* **Activity**: In your copy, leave out the pictures and reproduce the listing below exactly.

* **Recorded data**:
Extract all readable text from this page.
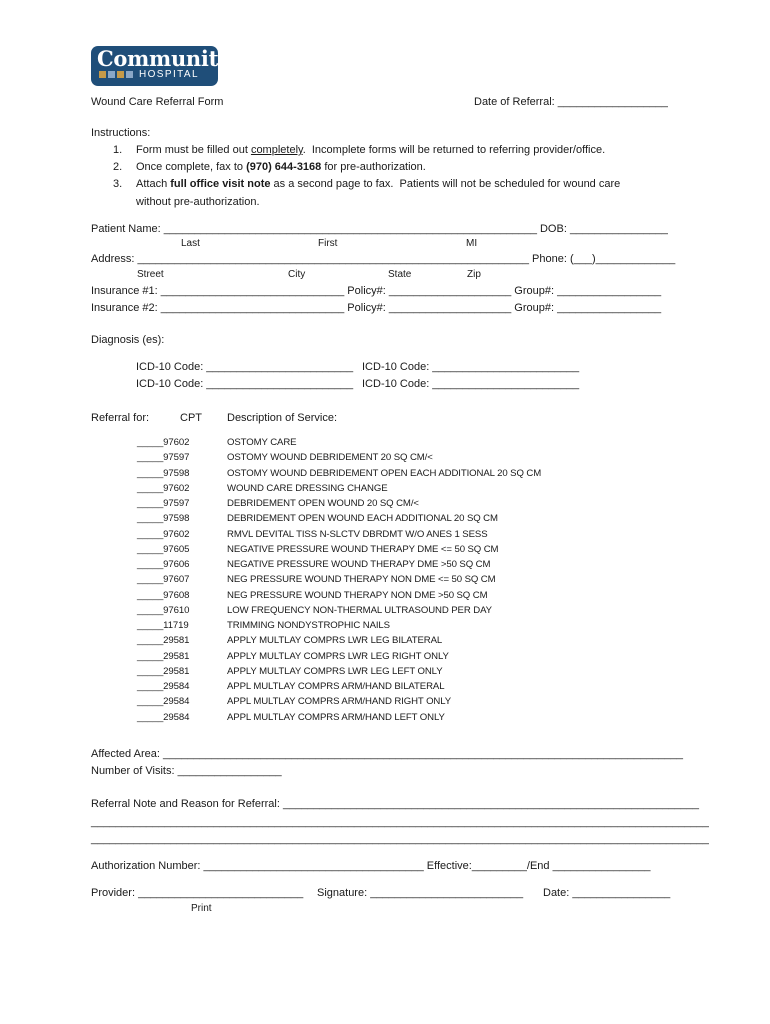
Community
HOSPITAL
Wound Care Referral Form	Date of Referral: __________________
Instructions:
1. Form must be filled out completely.  Incomplete forms will be returned to referring provider/office.
2. Once complete, fax to (970) 644-3168 for pre-authorization.
3. Attach full office visit note as a second page to fax.  Patients will not be scheduled for wound care
without pre-authorization.
Patient Name: _____________________________________________________________ DOB: ________________
Last	First	MI
Address: ________________________________________________________________ Phone: (___)_____________
Street	City	State	Zip
Insurance #1: ______________________________ Policy#: ____________________ Group#: _________________
Insurance #2: ______________________________ Policy#: ____________________ Group#: _________________
Diagnosis (es):
ICD-10 Code: ________________________ ICD-10 Code: ________________________
ICD-10 Code: ________________________ ICD-10 Code: ________________________
Referral for:	CPT Description of Service:
_____97602	OSTOMY CARE
_____97597	OSTOMY WOUND DEBRIDEMENT 20 SQ CM/<
_____97598	OSTOMY WOUND DEBRIDEMENT OPEN EACH ADDITIONAL 20 SQ CM
_____97602	WOUND CARE DRESSING CHANGE
_____97597	DEBRIDEMENT OPEN WOUND 20 SQ CM/<
_____97598	DEBRIDEMENT OPEN WOUND EACH ADDITIONAL 20 SQ CM
_____97602	RMVL DEVITAL TISS N-SLCTV DBRDMT W/O ANES 1 SESS
_____97605	NEGATIVE PRESSURE WOUND THERAPY DME <= 50 SQ CM
_____97606	NEGATIVE PRESSURE WOUND THERAPY DME >50 SQ CM
_____97607	NEG PRESSURE WOUND THERAPY NON DME <= 50 SQ CM
_____97608	NEG PRESSURE WOUND THERAPY NON DME >50 SQ CM
_____97610	LOW FREQUENCY NON-THERMAL ULTRASOUND PER DAY
_____11719	TRIMMING NONDYSTROPHIC NAILS
_____29581	APPLY MULTLAY COMPRS LWR LEG BILATERAL
_____29581	APPLY MULTLAY COMPRS LWR LEG RIGHT ONLY
_____29581	APPLY MULTLAY COMPRS LWR LEG LEFT ONLY
_____29584	APPL MULTLAY COMPRS ARM/HAND BILATERAL
_____29584	APPL MULTLAY COMPRS ARM/HAND RIGHT ONLY
_____29584	APPL MULTLAY COMPRS ARM/HAND LEFT ONLY
Affected Area: _____________________________________________________________________________________
Number of Visits: _________________
Referral Note and Reason for Referral: ____________________________________________________________________
_____________________________________________________________________________________________________
_____________________________________________________________________________________________________
Authorization Number: ____________________________________ Effective:_________/End ________________
Provider: ___________________________ Signature: _________________________ Date: ________________
Print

* **Result of the task**:
Extract all readable text from this page.
Community
HOSPITAL
Wound Care Referral Form	Date of Referral: __________________
Instructions:
1. Form must be filled out completely.  Incomplete forms will be returned to referring provider/office.
2. Once complete, fax to (970) 644-3168 for pre-authorization.
3. Attach full office visit note as a second page to fax.  Patients will not be scheduled for wound care
without pre-authorization.
Patient Name: _____________________________________________________________ DOB: ________________
Last	First	MI
Address: ________________________________________________________________ Phone: (___)_____________
Street	City	State	Zip
Insurance #1: ______________________________ Policy#: ____________________ Group#: _________________
Insurance #2: ______________________________ Policy#: ____________________ Group#: _________________
Diagnosis (es):
ICD-10 Code: ________________________ ICD-10 Code: ________________________
ICD-10 Code: ________________________ ICD-10 Code: ________________________
Referral for:	CPT Description of Service:
_____97602	OSTOMY CARE
_____97597	OSTOMY WOUND DEBRIDEMENT 20 SQ CM/<
_____97598	OSTOMY WOUND DEBRIDEMENT OPEN EACH ADDITIONAL 20 SQ CM
_____97602	WOUND CARE DRESSING CHANGE
_____97597	DEBRIDEMENT OPEN WOUND 20 SQ CM/<
_____97598	DEBRIDEMENT OPEN WOUND EACH ADDITIONAL 20 SQ CM
_____97602	RMVL DEVITAL TISS N-SLCTV DBRDMT W/O ANES 1 SESS
_____97605	NEGATIVE PRESSURE WOUND THERAPY DME <= 50 SQ CM
_____97606	NEGATIVE PRESSURE WOUND THERAPY DME >50 SQ CM
_____97607	NEG PRESSURE WOUND THERAPY NON DME <= 50 SQ CM
_____97608	NEG PRESSURE WOUND THERAPY NON DME >50 SQ CM
_____97610	LOW FREQUENCY NON-THERMAL ULTRASOUND PER DAY
_____11719	TRIMMING NONDYSTROPHIC NAILS
_____29581	APPLY MULTLAY COMPRS LWR LEG BILATERAL
_____29581	APPLY MULTLAY COMPRS LWR LEG RIGHT ONLY
_____29581	APPLY MULTLAY COMPRS LWR LEG LEFT ONLY
_____29584	APPL MULTLAY COMPRS ARM/HAND BILATERAL
_____29584	APPL MULTLAY COMPRS ARM/HAND RIGHT ONLY
_____29584	APPL MULTLAY COMPRS ARM/HAND LEFT ONLY
Affected Area: _____________________________________________________________________________________
Number of Visits: _________________
Referral Note and Reason for Referral: ____________________________________________________________________
_____________________________________________________________________________________________________
_____________________________________________________________________________________________________
Authorization Number: ____________________________________ Effective:_________/End ________________
Provider: ___________________________ Signature: _________________________ Date: ________________
Print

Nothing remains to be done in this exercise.